• _PROVIDED DATA_:
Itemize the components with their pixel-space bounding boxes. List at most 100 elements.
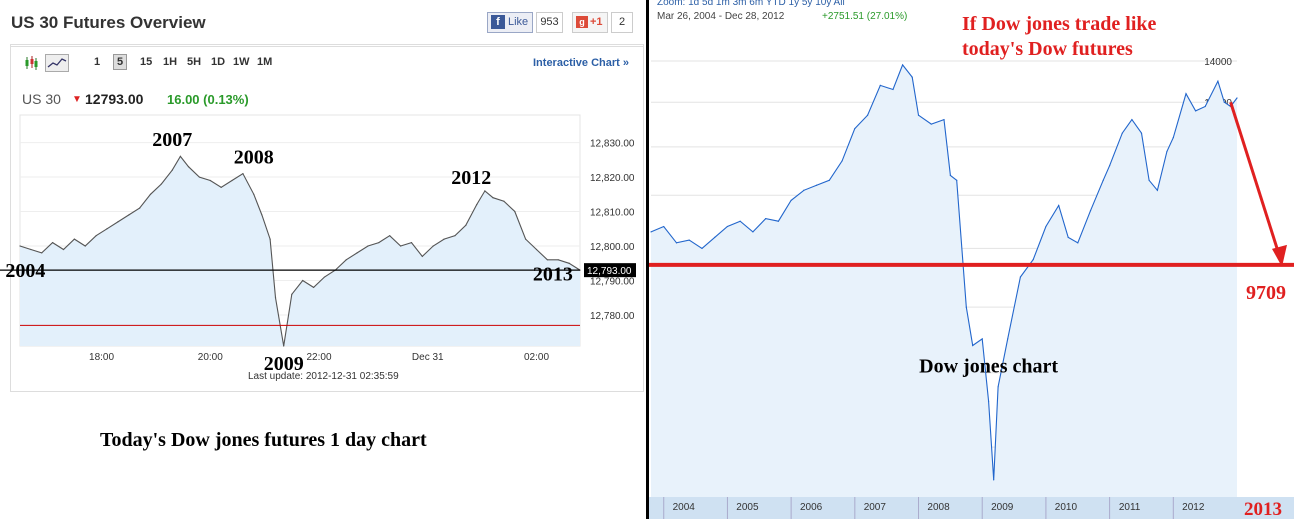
* * *
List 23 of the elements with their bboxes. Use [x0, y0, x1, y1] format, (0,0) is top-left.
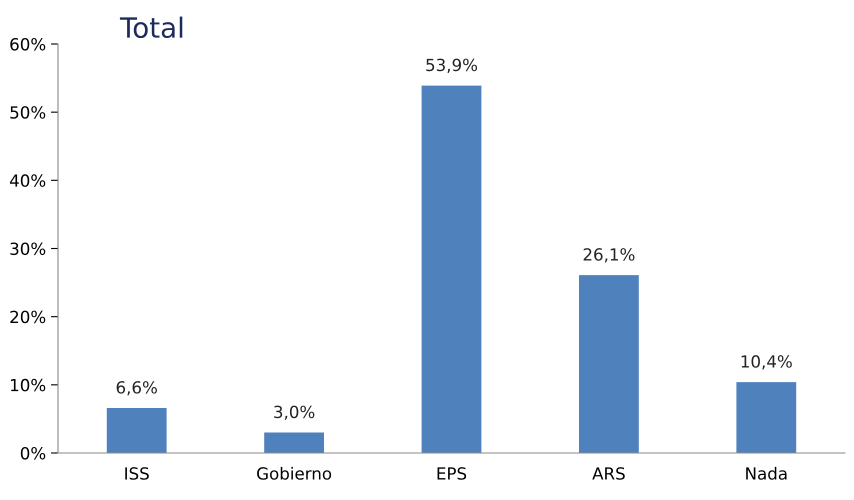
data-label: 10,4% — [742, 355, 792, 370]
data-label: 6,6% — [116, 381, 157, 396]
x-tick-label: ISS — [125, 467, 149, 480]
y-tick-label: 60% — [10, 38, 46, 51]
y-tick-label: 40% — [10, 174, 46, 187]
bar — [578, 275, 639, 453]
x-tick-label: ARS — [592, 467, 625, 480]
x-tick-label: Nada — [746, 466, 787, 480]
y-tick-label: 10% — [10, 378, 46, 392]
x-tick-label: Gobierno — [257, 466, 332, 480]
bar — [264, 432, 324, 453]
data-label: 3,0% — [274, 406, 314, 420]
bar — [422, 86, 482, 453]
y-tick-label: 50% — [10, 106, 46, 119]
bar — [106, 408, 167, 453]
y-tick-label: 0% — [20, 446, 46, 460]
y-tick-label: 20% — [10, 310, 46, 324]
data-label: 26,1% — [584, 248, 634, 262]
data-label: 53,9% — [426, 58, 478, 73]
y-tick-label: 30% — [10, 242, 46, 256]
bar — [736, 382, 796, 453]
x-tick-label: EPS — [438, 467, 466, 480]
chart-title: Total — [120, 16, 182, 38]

• _JOB_:
Extract the lines of the material word for word, beginning at the line that contains "List 23 of the" and stopping after the line that contains "chart-title: Total — [120, 16, 182, 38]". Leave the pictures out of your answer.

• _ANSWER TO THIS TASK_:
List 23 of the elements with their bboxes. Use [x0, y0, x1, y1] format, (0,0) is top-left.
data-label: 10,4% — [742, 355, 792, 370]
data-label: 6,6% — [116, 381, 157, 396]
x-tick-label: ISS — [125, 467, 149, 480]
y-tick-label: 60% — [10, 38, 46, 51]
y-tick-label: 40% — [10, 174, 46, 187]
bar — [578, 275, 639, 453]
x-tick-label: ARS — [592, 467, 625, 480]
x-tick-label: Nada — [746, 466, 787, 480]
y-tick-label: 10% — [10, 378, 46, 392]
x-tick-label: Gobierno — [257, 466, 332, 480]
bar — [264, 432, 324, 453]
data-label: 3,0% — [274, 406, 314, 420]
bar — [422, 86, 482, 453]
y-tick-label: 50% — [10, 106, 46, 119]
bar — [106, 408, 167, 453]
y-tick-label: 0% — [20, 446, 46, 460]
y-tick-label: 20% — [10, 310, 46, 324]
data-label: 26,1% — [584, 248, 634, 262]
data-label: 53,9% — [426, 58, 478, 73]
y-tick-label: 30% — [10, 242, 46, 256]
bar — [736, 382, 796, 453]
x-tick-label: EPS — [438, 467, 466, 480]
chart-title: Total — [120, 16, 182, 38]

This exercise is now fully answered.